## Data to process:
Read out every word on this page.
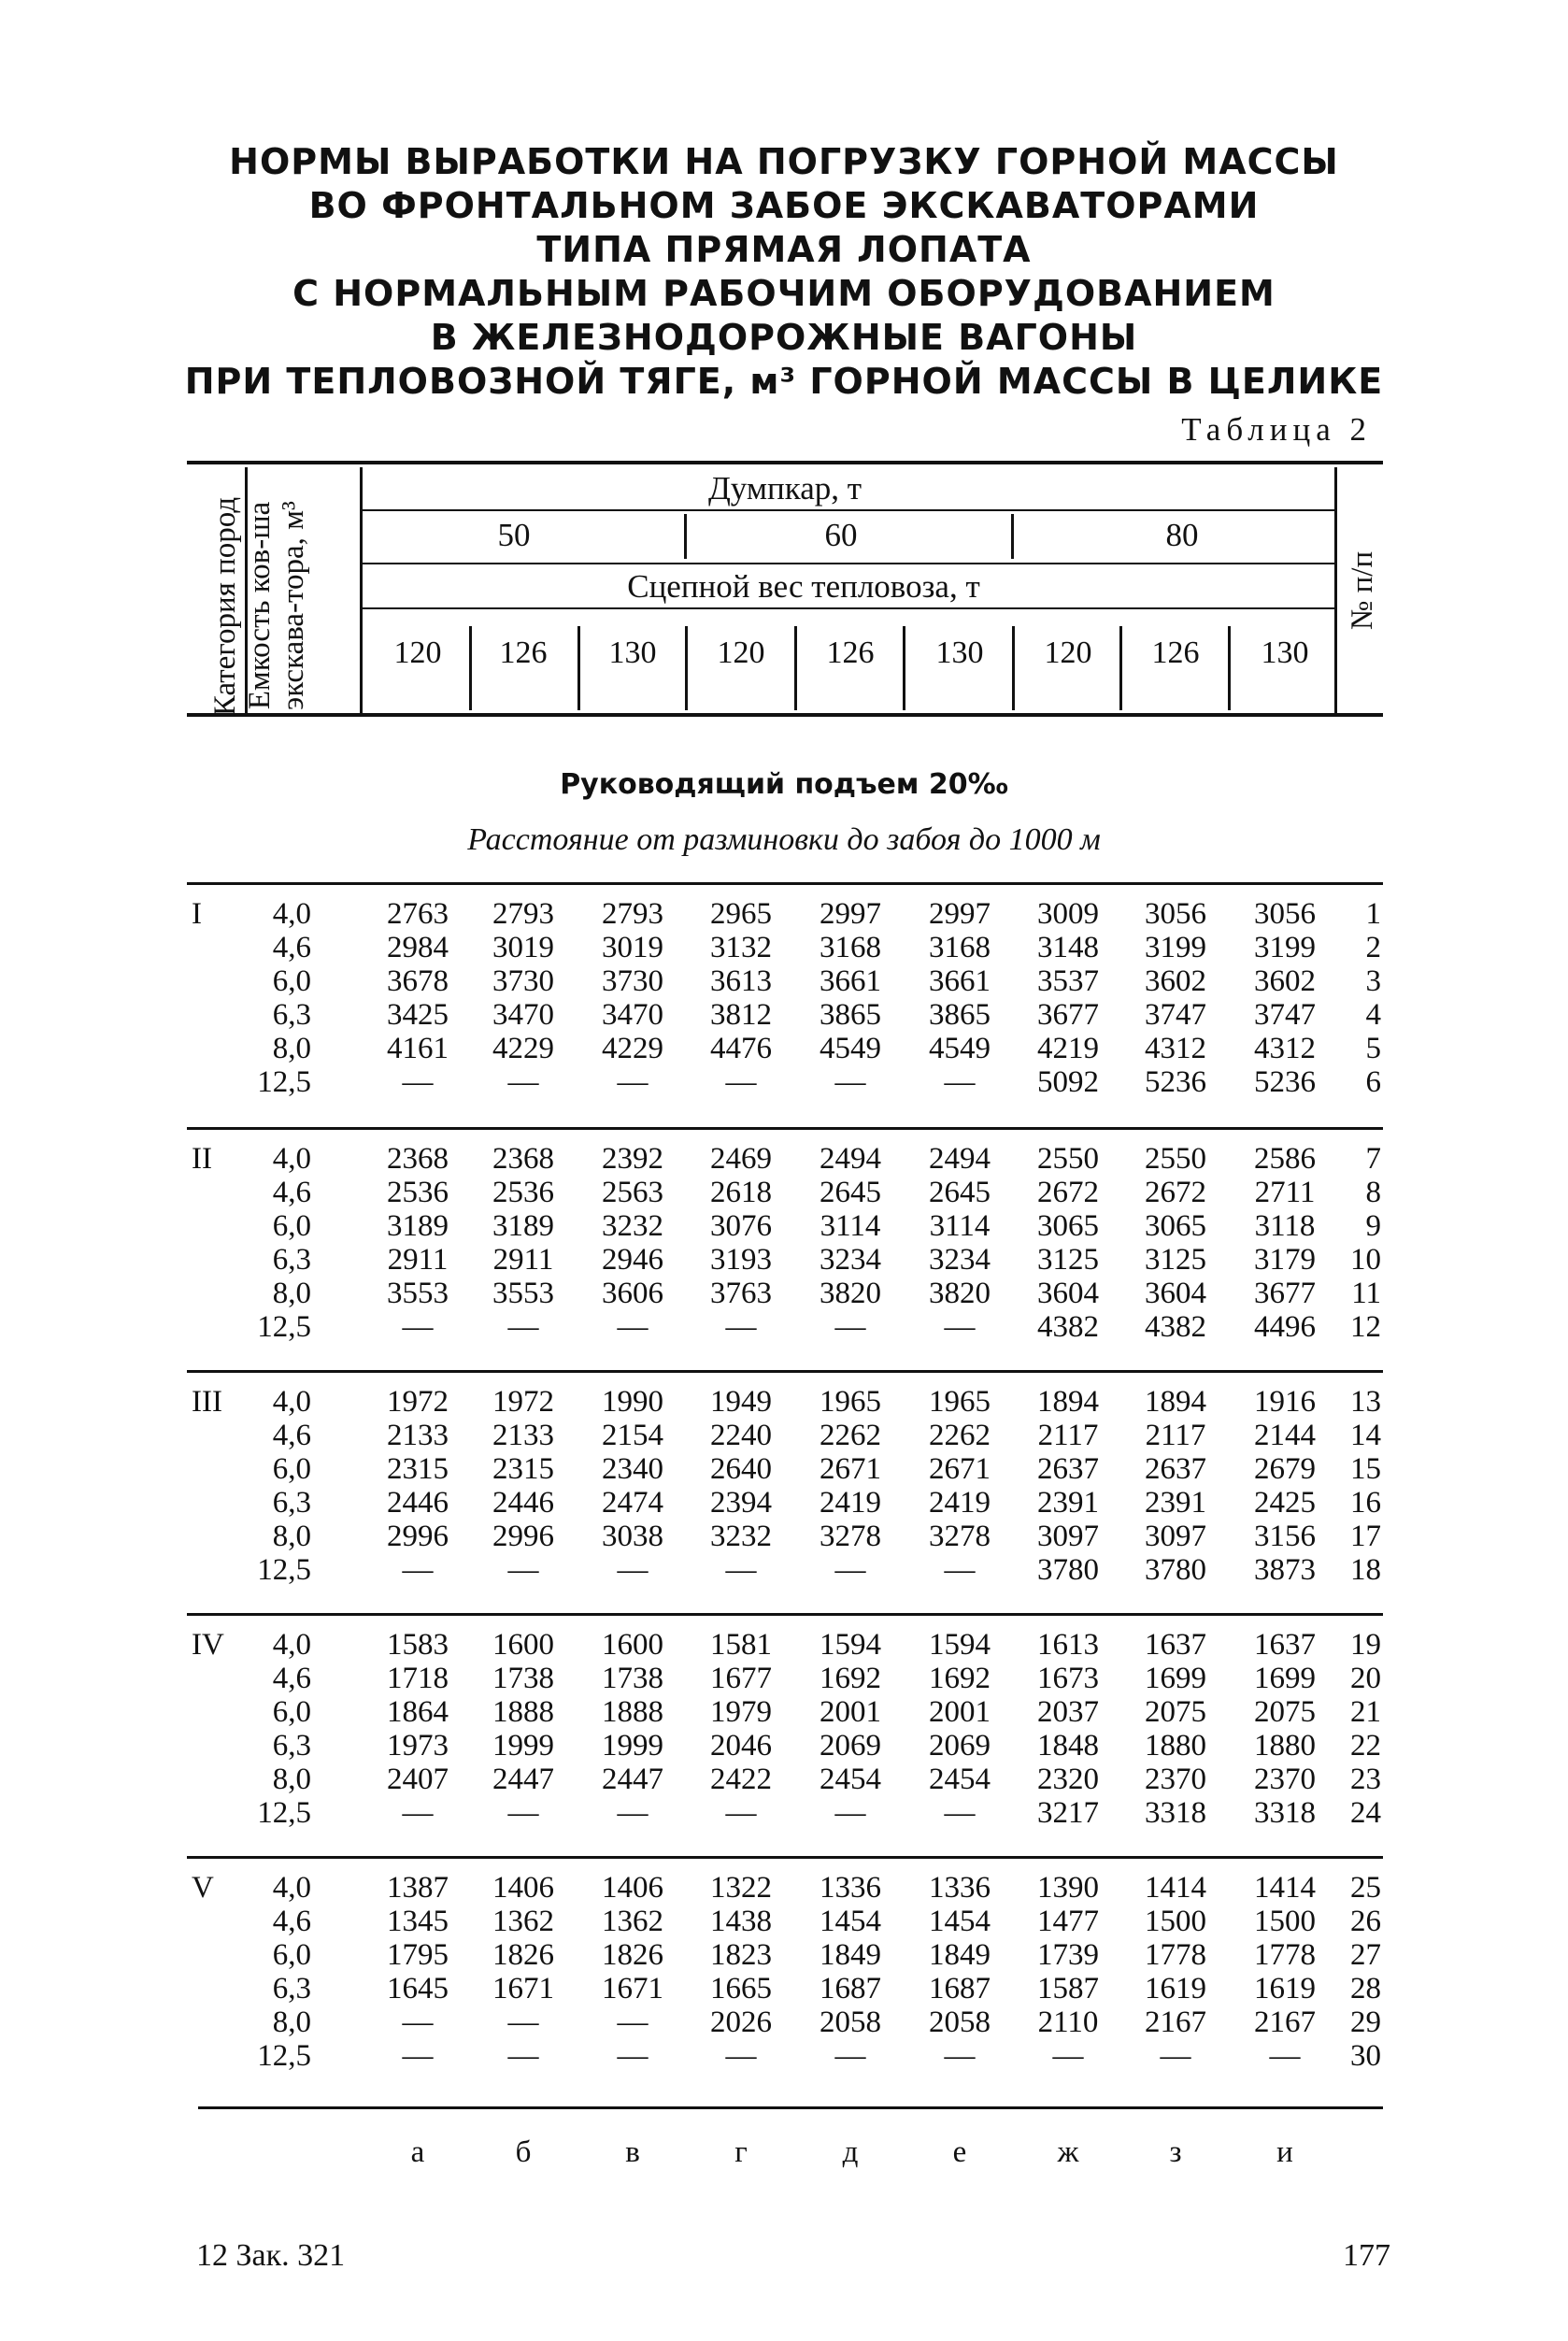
НОРМЫ ВЫРАБОТКИ НА ПОГРУЗКУ ГОРНОЙ МАССЫ
ВО ФРОНТАЛЬНОМ ЗАБОЕ ЭКСКАВАТОРАМИ
ТИПА ПРЯМАЯ ЛОПАТА
С НОРМАЛЬНЫМ РАБОЧИМ ОБОРУДОВАНИЕМ
В ЖЕЛЕЗНОДОРОЖНЫЕ ВАГОНЫ
ПРИ ТЕПЛОВОЗНОЙ ТЯГЕ, м³ ГОРНОЙ МАССЫ В ЦЕЛИКЕ
Таблица 2
Категория пород Емкость ков-ша экскава-тора, м³	№ п/п
Думпкар, т
50	60	80
Сцепной вес тепловоза, т
120	126	130	120	126	130	120	126	130
Руководящий подъем 20‰
Расстояние от разминовки до забоя до 1000 м
I	4,0	2763	2793	2793	2965	2997	2997	3009	3056	3056	1
4,6	2984	3019	3019	3132	3168	3168	3148	3199	3199	2
6,0	3678	3730	3730	3613	3661	3661	3537	3602	3602	3
6,3	3425	3470	3470	3812	3865	3865	3677	3747	3747	4
8,0	4161	4229	4229	4476	4549	4549	4219	4312	4312	5
12,5	—	—	—	—	—	—	5092	5236	5236	6
II	4,0	2368	2368	2392	2469	2494	2494	2550	2550	2586	7
4,6	2536	2536	2563	2618	2645	2645	2672	2672	2711	8
6,0	3189	3189	3232	3076	3114	3114	3065	3065	3118	9
6,3	2911	2911	2946	3193	3234	3234	3125	3125	3179	10
8,0	3553	3553	3606	3763	3820	3820	3604	3604	3677	11
12,5	—	—	—	—	—	—	4382	4382	4496	12
III	4,0	1972	1972	1990	1949	1965	1965	1894	1894	1916	13
4,6	2133	2133	2154	2240	2262	2262	2117	2117	2144	14
6,0	2315	2315	2340	2640	2671	2671	2637	2637	2679	15
6,3	2446	2446	2474	2394	2419	2419	2391	2391	2425	16
8,0	2996	2996	3038	3232	3278	3278	3097	3097	3156	17
12,5	—	—	—	—	—	—	3780	3780	3873	18
IV	4,0	1583	1600	1600	1581	1594	1594	1613	1637	1637	19
4,6	1718	1738	1738	1677	1692	1692	1673	1699	1699	20
6,0	1864	1888	1888	1979	2001	2001	2037	2075	2075	21
6,3	1973	1999	1999	2046	2069	2069	1848	1880	1880	22
8,0	2407	2447	2447	2422	2454	2454	2320	2370	2370	23
12,5	—	—	—	—	—	—	3217	3318	3318	24
V	4,0	1387	1406	1406	1322	1336	1336	1390	1414	1414	25
4,6	1345	1362	1362	1438	1454	1454	1477	1500	1500	26
6,0	1795	1826	1826	1823	1849	1849	1739	1778	1778	27
6,3	1645	1671	1671	1665	1687	1687	1587	1619	1619	28
8,0	—	—	—	2026	2058	2058	2110	2167	2167	29
12,5	—	—	—	—	—	—	—	—	—	30
а	б	в	г	д	е	ж	з	и
12 Зак. 321	177
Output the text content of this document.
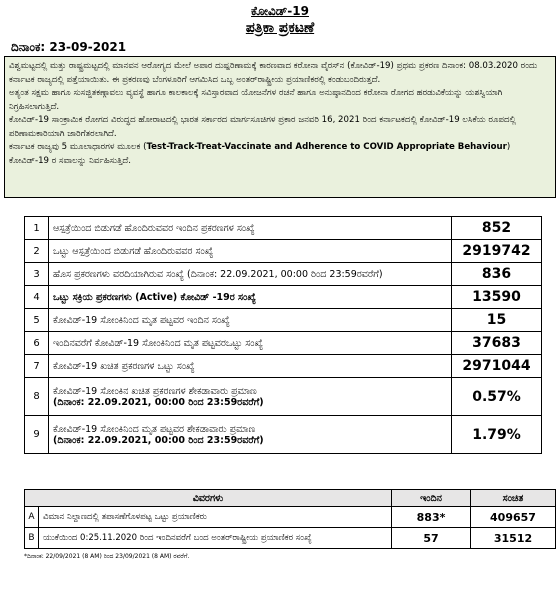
ಕೋವಿಡ್-19
ಪತ್ರಿಕಾ ಪ್ರಕಟಣೆ
ದಿನಾಂಕ: 23-09-2021

ವಿಶ್ವಮಟ್ಟದಲ್ಲಿ ಮತ್ತು ರಾಷ್ಟ್ರಮಟ್ಟದಲ್ಲಿ ಮಾನವನ ಆರೋಗ್ಯದ ಮೇಲೆ ಅಪಾರ ದುಷ್ಪರಿಣಾಮಕ್ಕೆ ಕಾರಣವಾದ ಕರೋನಾ ವೈರಸ್‌ನ (ಕೋವಿಡ್-19) ಪ್ರಥಮ ಪ್ರಕರಣ ದಿನಾಂಕ: 08.03.2020 ರಂದು ಕರ್ನಾಟಕ ರಾಜ್ಯದಲ್ಲಿ ಪತ್ತೆಯಾಯಿತು. ಈ ಪ್ರಕರಣವು ಬೆಂಗಳೂರಿಗೆ ಆಗಮಿಸಿದ ಒಬ್ಬ ಅಂತರ್‌ರಾಷ್ಟ್ರೀಯ ಪ್ರಯಾಣಿಕರಲ್ಲಿ ಕಂಡುಬಂದಿರುತ್ತದೆ.

ಅತ್ಯಂತ ಸಕ್ಷಮ ಹಾಗೂ ಸುಸಜ್ಜಿತಕಣ್ಗಾವಲು ವ್ಯವಸ್ಥೆ ಹಾಗೂ ಕಾಲಕಾಲಕ್ಕೆ ಸವಿಸ್ತಾರವಾದ ಯೋಜನೆಗಳ ರಚನೆ ಹಾಗೂ ಅನುಷ್ಠಾನದಿಂದ ಕರೋನಾ ರೋಗದ ಹರಡುವಿಕೆಯನ್ನು ಯಶಸ್ವಿಯಾಗಿ ನಿಗ್ರಹಿಸಲಾಗುತ್ತಿದೆ.

ಕೋವಿಡ್-19 ಸಾಂಕ್ರಾಮಿಕ ರೋಗದ ವಿರುದ್ಧದ ಹೋರಾಟದಲ್ಲಿ ಭಾರತ ಸರ್ಕಾರದ ಮಾರ್ಗಸೂಚಿಗಳ ಪ್ರಕಾರ ಜನವರಿ 16, 2021 ರಿಂದ ಕರ್ನಾಟಕದಲ್ಲಿ ಕೋವಿಡ್-19 ಲಸಿಕೆಯ ರೂಪದಲ್ಲಿ ಪರಿಣಾಮಕಾರಿಯಾಗಿ ಜಾರಿಗೆತರಲಾಗಿದೆ.

ಕರ್ನಾಟಕ ರಾಜ್ಯವು 5 ಮೂಲಾಧಾರಗಳ ಮೂಲಕ (Test-Track-Treat-Vaccinate and Adherence to COVID Appropriate Behaviour) ಕೋವಿಡ್-19 ರ ಸವಾಲನ್ನು ನಿರ್ವಹಿಸುತ್ತಿದೆ.

1	ಆಸ್ಪತ್ರೆಯಿಂದ ಬಿಡುಗಡೆ ಹೊಂದಿರುವವರ ಇಂದಿನ ಪ್ರಕರಣಗಳ ಸಂಖ್ಯೆ	852
2	ಒಟ್ಟು ಆಸ್ಪತ್ರೆಯಿಂದ ಬಿಡುಗಡೆ ಹೊಂದಿರುವವರ ಸಂಖ್ಯೆ	2919742
3	ಹೊಸ ಪ್ರಕರಣಗಳು ವರದಿಯಾಗಿರುವ ಸಂಖ್ಯೆ (ದಿನಾಂಕ: 22.09.2021, 00:00 ರಿಂದ 23:59ರವರೆಗೆ)	836
4	ಒಟ್ಟು ಸಕ್ರಿಯ ಪ್ರಕರಣಗಳು (Active) ಕೋವಿಡ್ -19ರ ಸಂಖ್ಯೆ	13590
5	ಕೋವಿಡ್-19 ಸೋಂಕಿನಿಂದ ಮೃತ ಪಟ್ಟವರ ಇಂದಿನ ಸಂಖ್ಯೆ	15
6	ಇಂದಿನವರೆಗೆ ಕೋವಿಡ್-19 ಸೋಂಕಿನಿಂದ ಮೃತ ಪಟ್ಟವರಒಟ್ಟು ಸಂಖ್ಯೆ	37683
7	ಕೋವಿಡ್-19 ಖಚಿತ ಪ್ರಕರಣಗಳ ಒಟ್ಟು ಸಂಖ್ಯೆ	2971044
8	ಕೋವಿಡ್-19 ಸೋಂಕಿನ ಖಚಿತ ಪ್ರಕರಣಗಳ ಶೇಕಡಾವಾರು ಪ್ರಮಾಣ
(ದಿನಾಂಕ: 22.09.2021, 00:00 ರಿಂದ 23:59ರವರೆಗೆ)	0.57%
9	ಕೋವಿಡ್-19 ಸೋಂಕಿನಿಂದ ಮೃತ ಪಟ್ಟವರ ಶೇಕಡಾವಾರು ಪ್ರಮಾಣ
(ದಿನಾಂಕ: 22.09.2021, 00:00 ರಿಂದ 23:59ರವರೆಗೆ)	1.79%
ವಿವರಗಳು		ಇಂದಿನ	ಸಂಚಿತ
A	ವಿಮಾನ ನಿಲ್ದಾಣದಲ್ಲಿ ತಪಾಸಣೆಗೊಳಪಟ್ಟ ಒಟ್ಟು ಪ್ರಯಾಣಿಕರು	883*	409657
B	ಯುಕೆಯಿಂದ 0:25.11.2020 ರಿಂದ ಇಂದಿನವರೆಗೆ ಬಂದ ಅಂತರ್‌ರಾಷ್ಟ್ರೀಯ ಪ್ರಯಾಣಿಕರ ಸಂಖ್ಯೆ	57	31512
*ದಿನಾಂಕ: 22/09/2021 (8 AM) ರಿಂದ 23/09/2021 (8 AM) ರವರೆಗೆ.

## Short exercise:
Which lines contain "ГОРНОЙ"? Copy each of them out.

## Final result:
НОРМЫ ВЫРАБОТКИ НА ПОГРУЗКУ ГОРНОЙ МАССЫ
ПРИ ТЕПЛОВОЗНОЙ ТЯГЕ, м³ ГОРНОЙ МАССЫ В ЦЕЛИКЕ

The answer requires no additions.